(Task requirements):
[a] In two sentences, summarize the passage on GerapyPlaywright settings.
[b] Pick up the passage on GerapyPlaywright settings after its last line and keep writing.

(Passage):
___
You can close it if website does not detect WebDriver to speed up:

GERAPY_PLAYWRIGHT_PRETEND = False

Also you can use pretend attribute in PlaywrightRequest to overwrite this configuration.

Logging Level

By default, Playwright will log all the debug messages, so GerapyPlaywright configured the logging level of Playwright to WARNING.

If you want to see more logs from Playwright, you can change the this setting:

import logging
GERAPY_PLAYWRIGHT_LOGGING_LEVEL = logging.DEBUG

Download Timeout

Playwright may take some time to render the required web page, you can also change this setting, default is 30s:

# playwright timeout
GERAPY_PLAYWRIGHT_DOWNLOAD_TIMEOUT = 30

Headless

By default, Playwright is running in Headless mode, you can also change it to False as you need, default is True:

GERAPY_PLAYWRIGHT_HEADLESS = False

Window Size

You can also set the width and height of Playwright window:

GERAPY_PLAYWRIGHT_WINDOW_WIDTH = 1400
GERAPY_PLAYWRIGHT_WINDOW_HEIGHT = 700

Default is 1400, 700.
___
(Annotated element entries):
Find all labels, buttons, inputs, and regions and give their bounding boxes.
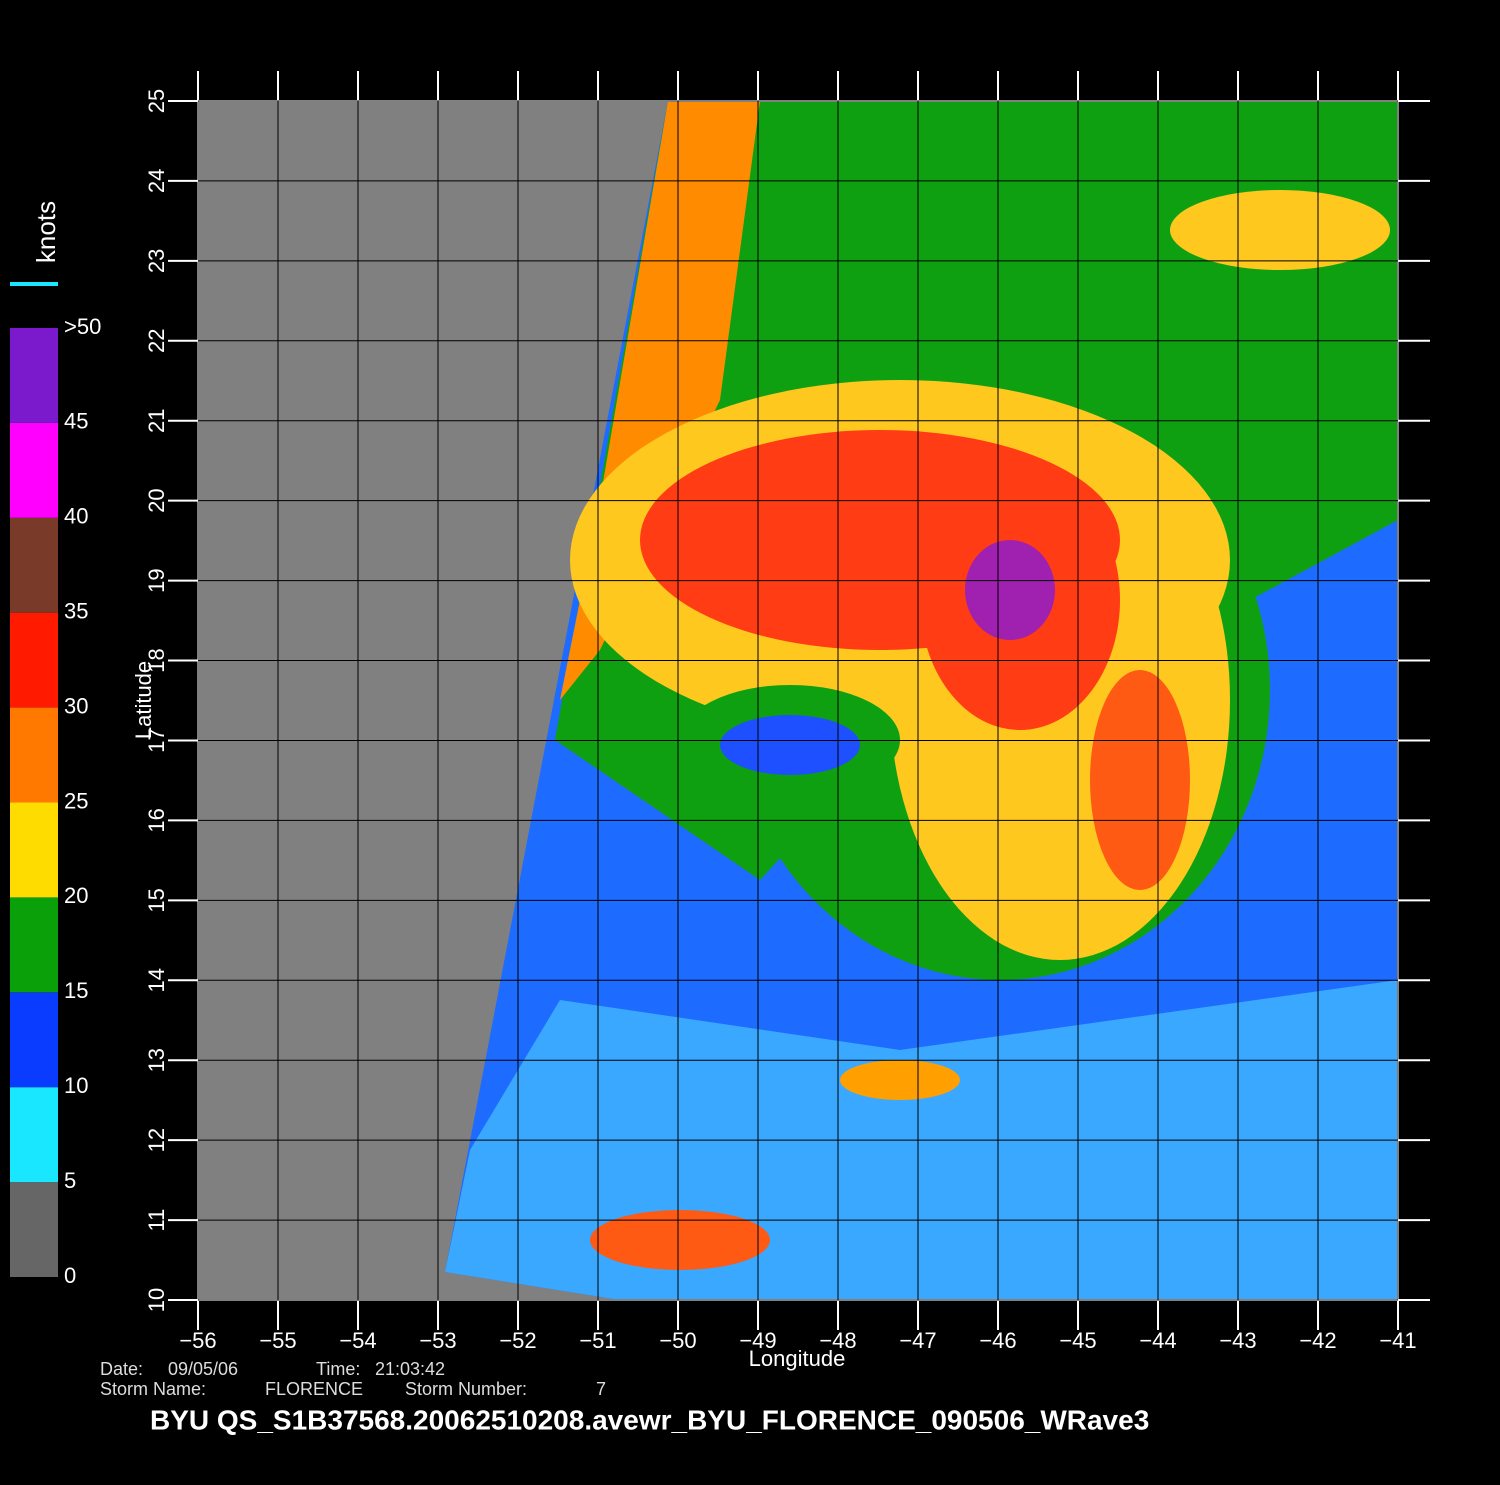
colorbar-segment bbox=[10, 422, 58, 518]
colorbar-tick-label: 15 bbox=[64, 978, 88, 1003]
y-tick-label: 24 bbox=[144, 169, 169, 193]
storm-name: FLORENCE bbox=[265, 1379, 363, 1399]
y-tick-label: 20 bbox=[144, 488, 169, 512]
x-tick-label: −50 bbox=[659, 1328, 696, 1353]
x-axis-label: Longitude bbox=[749, 1346, 846, 1371]
date-label: Date: bbox=[100, 1359, 143, 1379]
time: 21:03:42 bbox=[375, 1359, 445, 1379]
colorbar-tick-label: 35 bbox=[64, 598, 88, 623]
colorbar-tick-label: 30 bbox=[64, 693, 88, 718]
y-tick-label: 10 bbox=[144, 1288, 169, 1312]
rainband bbox=[590, 1210, 770, 1270]
y-tick-label: 11 bbox=[144, 1209, 169, 1232]
eye bbox=[720, 715, 860, 775]
storm-wind bbox=[965, 540, 1055, 640]
y-tick-label: 16 bbox=[144, 808, 169, 832]
storm-name-label: Storm Name: bbox=[100, 1379, 206, 1399]
y-axis-label: Latitude bbox=[131, 661, 156, 739]
gale-wind bbox=[1090, 670, 1190, 890]
x-tick-label: −53 bbox=[419, 1328, 456, 1353]
storm-number: 7 bbox=[596, 1379, 606, 1399]
x-tick-label: −42 bbox=[1299, 1328, 1336, 1353]
x-tick-label: −45 bbox=[1059, 1328, 1096, 1353]
x-tick-label: −56 bbox=[179, 1328, 216, 1353]
x-tick-label: −41 bbox=[1379, 1328, 1416, 1353]
colorbar-segment bbox=[10, 612, 58, 708]
figure-title: BYU QS_S1B37568.20062510208.avewr_BYU_FL… bbox=[150, 1404, 1149, 1435]
colorbar-segment bbox=[10, 802, 58, 898]
y-tick-label: 12 bbox=[144, 1128, 169, 1152]
x-tick-label: −43 bbox=[1219, 1328, 1256, 1353]
x-tick-label: −52 bbox=[499, 1328, 536, 1353]
x-tick-label: −55 bbox=[259, 1328, 296, 1353]
y-tick-label: 13 bbox=[144, 1048, 169, 1072]
colorbar-tick-label: >50 bbox=[64, 314, 101, 339]
axes: −56 −55 −54 −53 −52 −51 −50 −49 −48 −47 −46 −45 −44 −… bbox=[10, 71, 1430, 1353]
y-tick-label: 14 bbox=[144, 968, 169, 992]
x-tick-label: −47 bbox=[899, 1328, 936, 1353]
x-tick-label: −49 bbox=[739, 1328, 776, 1353]
rainband bbox=[840, 1060, 960, 1100]
colorbar-title: knots bbox=[31, 201, 61, 263]
y-tick-label: 15 bbox=[144, 888, 169, 912]
colorbar-tick-label: 5 bbox=[64, 1168, 76, 1193]
colorbar-segment bbox=[10, 992, 58, 1088]
y-tick-label: 21 bbox=[144, 408, 169, 432]
y-tick-label: 18 bbox=[144, 648, 169, 672]
high-wind bbox=[1170, 190, 1390, 270]
colorbar-segment bbox=[10, 707, 58, 803]
colorbar-tick-label: 45 bbox=[64, 409, 88, 434]
x-tick-label: −44 bbox=[1139, 1328, 1176, 1353]
y-tick-label: 17 bbox=[144, 728, 169, 752]
x-tick-label: −48 bbox=[819, 1328, 856, 1353]
colorbar-cap bbox=[10, 282, 58, 286]
colorbar-segment bbox=[10, 517, 58, 613]
colorbar-segment bbox=[10, 327, 58, 423]
colorbar-tick-label: 10 bbox=[64, 1073, 88, 1098]
colorbar-tick-label: 40 bbox=[64, 504, 88, 529]
x-tick-label: −54 bbox=[339, 1328, 376, 1353]
colorbar-segment bbox=[10, 1182, 58, 1277]
x-tick-label: −46 bbox=[979, 1328, 1016, 1353]
storm-number-label: Storm Number: bbox=[405, 1379, 527, 1399]
y-tick-label: 19 bbox=[144, 568, 169, 592]
colorbar-tick-label: 25 bbox=[64, 788, 88, 813]
y-tick-label: 22 bbox=[144, 329, 169, 353]
colorbar-segment bbox=[10, 897, 58, 993]
date: 09/05/06 bbox=[168, 1359, 238, 1379]
colorbar-segment bbox=[10, 1087, 58, 1183]
time-label: Time: bbox=[316, 1359, 360, 1379]
colorbar-tick-label: 0 bbox=[64, 1263, 76, 1288]
y-tick-label: 25 bbox=[144, 89, 169, 113]
colorbar-tick-label: 20 bbox=[64, 883, 88, 908]
x-tick-label: −51 bbox=[579, 1328, 616, 1353]
y-tick-label: 23 bbox=[144, 249, 169, 273]
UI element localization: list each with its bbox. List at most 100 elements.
___
(Expected answers):
[a] GerapyPlaywright lets you turn off pretend mode with GERAPY_PLAYWRIGHT_PRETEND = False when a website does not detect WebDriver, and the pretend attribute of PlaywrightRequest can override that setting. You can also adjust Playwright's logging level (set to WARNING by default), the download timeout (30 seconds by default), headless mode (True by default) and the window size (1400 by 700 by default).

[b]
Proxy

You can set a proxy channel via below this config:

GERAPY_PLAYWRIGHT_PROXY = 'http://tps254.kdlapi.com:15818'
GERAPY_PLAYWRIGHT_PROXY_CREDENTIAL = {
  'username': 'xxx',
  'password': 'xxxx'
}

Screenshot

You can get screenshot of loaded page, you can pass screenshot args to PlaywrightRequest as dict:

Below are the supported args:

type (str): Specify screenshot type, can be either jpeg or png. Defaults to png.
quality (int): The quality of the image, between 0-100. Not applicable to png image.
full_page (bool): When true, take a screenshot of the full scrollable page. Defaults to False.
clip (dict): An object which specifies clipping region of the page. This option should have the following fields:
- x (int): x-coordinate of top-left corner of clip area.
- y (int): y-coordinate of top-left corner of clip area.
- width (int): width of clipping area.
- height (int): height of clipping area.
omit_background (bool): Hide default white background and allow capturing screenshot with transparency.
timeout (str): Maximum time in milliseconds, defaults to 30 seconds, pass 0 to disable timeout.

For example:

yield PlaywrightRequest(start_url, callback=self.parse_index, wait_for='.item .name', screenshot={
            'type': 'png',
            'full_page': True
        })

then you can get screenshot result in response.meta['screenshot']:

Simplest save it to file:

def parse_index(self, response):
    with open('screenshot.png', 'wb') as f:
        f.write(response.meta['screenshot'].getbuffer())

If you want to enable screenshot for all requests, you can configure it by GERAPY_PLAYWRIGHT_SCREENSHOT.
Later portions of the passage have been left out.